Check each line of the records below and collect those that include the word "name".
╭──
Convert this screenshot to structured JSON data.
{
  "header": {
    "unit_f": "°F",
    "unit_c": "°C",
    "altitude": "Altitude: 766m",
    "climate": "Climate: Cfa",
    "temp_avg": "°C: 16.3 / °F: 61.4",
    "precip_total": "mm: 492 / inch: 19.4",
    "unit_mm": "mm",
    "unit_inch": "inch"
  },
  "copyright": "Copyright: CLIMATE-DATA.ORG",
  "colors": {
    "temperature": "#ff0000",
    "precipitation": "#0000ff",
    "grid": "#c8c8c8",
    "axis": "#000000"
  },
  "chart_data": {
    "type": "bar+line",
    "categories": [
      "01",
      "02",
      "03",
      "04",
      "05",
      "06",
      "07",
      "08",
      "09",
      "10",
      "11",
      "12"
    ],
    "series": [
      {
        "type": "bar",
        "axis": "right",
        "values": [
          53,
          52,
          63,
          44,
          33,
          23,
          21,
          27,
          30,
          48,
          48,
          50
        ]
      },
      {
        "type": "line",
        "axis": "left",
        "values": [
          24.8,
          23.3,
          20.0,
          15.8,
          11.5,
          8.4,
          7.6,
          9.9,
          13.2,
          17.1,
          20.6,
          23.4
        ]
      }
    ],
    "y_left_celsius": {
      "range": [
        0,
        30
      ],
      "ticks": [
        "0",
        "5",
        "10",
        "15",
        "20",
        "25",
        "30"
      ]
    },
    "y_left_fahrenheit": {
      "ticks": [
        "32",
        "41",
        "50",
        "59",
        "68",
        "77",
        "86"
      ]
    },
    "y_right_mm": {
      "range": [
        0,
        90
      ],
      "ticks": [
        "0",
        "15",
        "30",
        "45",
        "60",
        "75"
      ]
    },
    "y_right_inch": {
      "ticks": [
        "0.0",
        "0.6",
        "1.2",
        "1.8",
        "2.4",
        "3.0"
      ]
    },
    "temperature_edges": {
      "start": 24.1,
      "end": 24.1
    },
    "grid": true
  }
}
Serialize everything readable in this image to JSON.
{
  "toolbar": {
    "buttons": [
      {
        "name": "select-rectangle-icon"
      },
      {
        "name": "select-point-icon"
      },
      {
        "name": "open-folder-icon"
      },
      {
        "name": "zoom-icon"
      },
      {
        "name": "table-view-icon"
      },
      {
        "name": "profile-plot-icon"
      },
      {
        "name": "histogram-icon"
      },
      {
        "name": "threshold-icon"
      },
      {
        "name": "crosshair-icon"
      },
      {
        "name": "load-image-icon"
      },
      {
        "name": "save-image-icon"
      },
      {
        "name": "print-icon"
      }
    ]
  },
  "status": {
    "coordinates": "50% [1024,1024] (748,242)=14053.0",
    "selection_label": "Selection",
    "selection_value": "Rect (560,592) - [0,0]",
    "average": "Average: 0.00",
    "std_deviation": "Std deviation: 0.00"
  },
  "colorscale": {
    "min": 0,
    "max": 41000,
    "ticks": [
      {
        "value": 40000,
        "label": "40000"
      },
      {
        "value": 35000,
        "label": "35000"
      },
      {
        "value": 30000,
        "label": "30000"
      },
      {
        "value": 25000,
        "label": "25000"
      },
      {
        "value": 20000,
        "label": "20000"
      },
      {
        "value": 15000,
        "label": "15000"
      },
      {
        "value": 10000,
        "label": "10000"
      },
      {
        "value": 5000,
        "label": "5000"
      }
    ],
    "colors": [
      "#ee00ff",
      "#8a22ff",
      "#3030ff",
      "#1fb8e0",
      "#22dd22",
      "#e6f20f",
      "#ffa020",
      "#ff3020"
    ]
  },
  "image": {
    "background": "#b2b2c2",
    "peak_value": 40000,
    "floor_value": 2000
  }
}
╰──
→ **RESULT OF THE TASK**:
        "name": "select-rectangle-icon"
        "name": "select-point-icon"
        "name": "open-folder-icon"
        "name": "zoom-icon"
        "name": "table-view-icon"
        "name": "profile-plot-icon"
        "name": "histogram-icon"
        "name": "threshold-icon"
        "name": "crosshair-icon"
        "name": "load-image-icon"
        "name": "save-image-icon"
        "name": "print-icon"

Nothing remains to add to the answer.